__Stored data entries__
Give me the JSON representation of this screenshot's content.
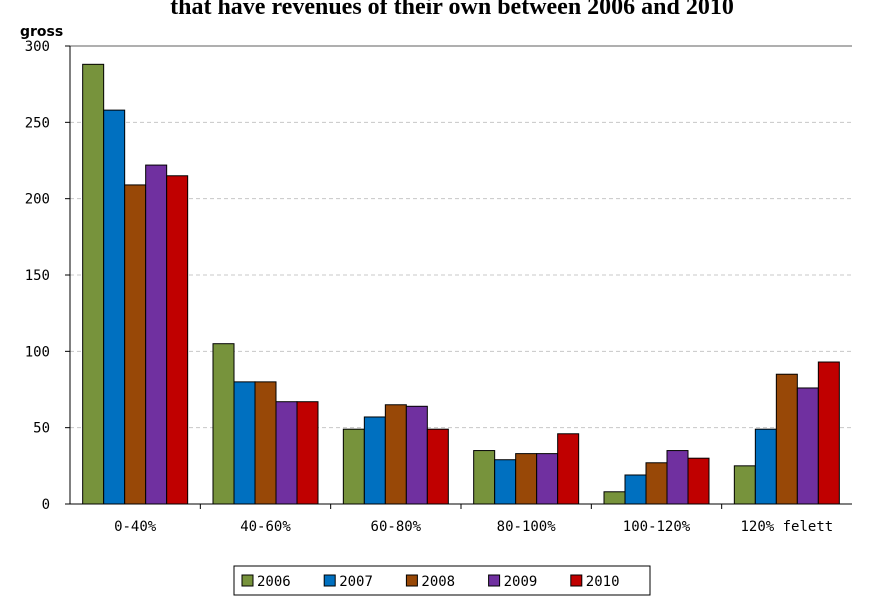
{
  "chart_data": {
    "type": "bar",
    "title": "that have revenues of their own between 2006 and 2010",
    "ylabel": "gross",
    "xlabel": "",
    "ylim": [
      0,
      300
    ],
    "yticks": [
      0,
      50,
      100,
      150,
      200,
      250,
      300
    ],
    "grid": true,
    "legend_position": "bottom",
    "categories": [
      "0-40%",
      "40-60%",
      "60-80%",
      "80-100%",
      "100-120%",
      "120% felett"
    ],
    "series": [
      {
        "name": "2006",
        "color": "#77933c",
        "values": [
          288,
          105,
          49,
          35,
          8,
          25
        ]
      },
      {
        "name": "2007",
        "color": "#0070c0",
        "values": [
          258,
          80,
          57,
          29,
          19,
          49
        ]
      },
      {
        "name": "2008",
        "color": "#984807",
        "values": [
          209,
          80,
          65,
          33,
          27,
          85
        ]
      },
      {
        "name": "2009",
        "color": "#7030a0",
        "values": [
          222,
          67,
          64,
          33,
          35,
          76
        ]
      },
      {
        "name": "2010",
        "color": "#c00000",
        "values": [
          215,
          67,
          49,
          46,
          30,
          93
        ]
      }
    ]
  }
}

__TASK PROMPT__
Take the listing above and print it exactly, apart from the pictures.

__EXERCISE RESULT__
Give me the JSON representation of this screenshot's content.
{
  "chart_data": {
    "type": "bar",
    "title": "that have revenues of their own between 2006 and 2010",
    "ylabel": "gross",
    "xlabel": "",
    "ylim": [
      0,
      300
    ],
    "yticks": [
      0,
      50,
      100,
      150,
      200,
      250,
      300
    ],
    "grid": true,
    "legend_position": "bottom",
    "categories": [
      "0-40%",
      "40-60%",
      "60-80%",
      "80-100%",
      "100-120%",
      "120% felett"
    ],
    "series": [
      {
        "name": "2006",
        "color": "#77933c",
        "values": [
          288,
          105,
          49,
          35,
          8,
          25
        ]
      },
      {
        "name": "2007",
        "color": "#0070c0",
        "values": [
          258,
          80,
          57,
          29,
          19,
          49
        ]
      },
      {
        "name": "2008",
        "color": "#984807",
        "values": [
          209,
          80,
          65,
          33,
          27,
          85
        ]
      },
      {
        "name": "2009",
        "color": "#7030a0",
        "values": [
          222,
          67,
          64,
          33,
          35,
          76
        ]
      },
      {
        "name": "2010",
        "color": "#c00000",
        "values": [
          215,
          67,
          49,
          46,
          30,
          93
        ]
      }
    ]
  }
}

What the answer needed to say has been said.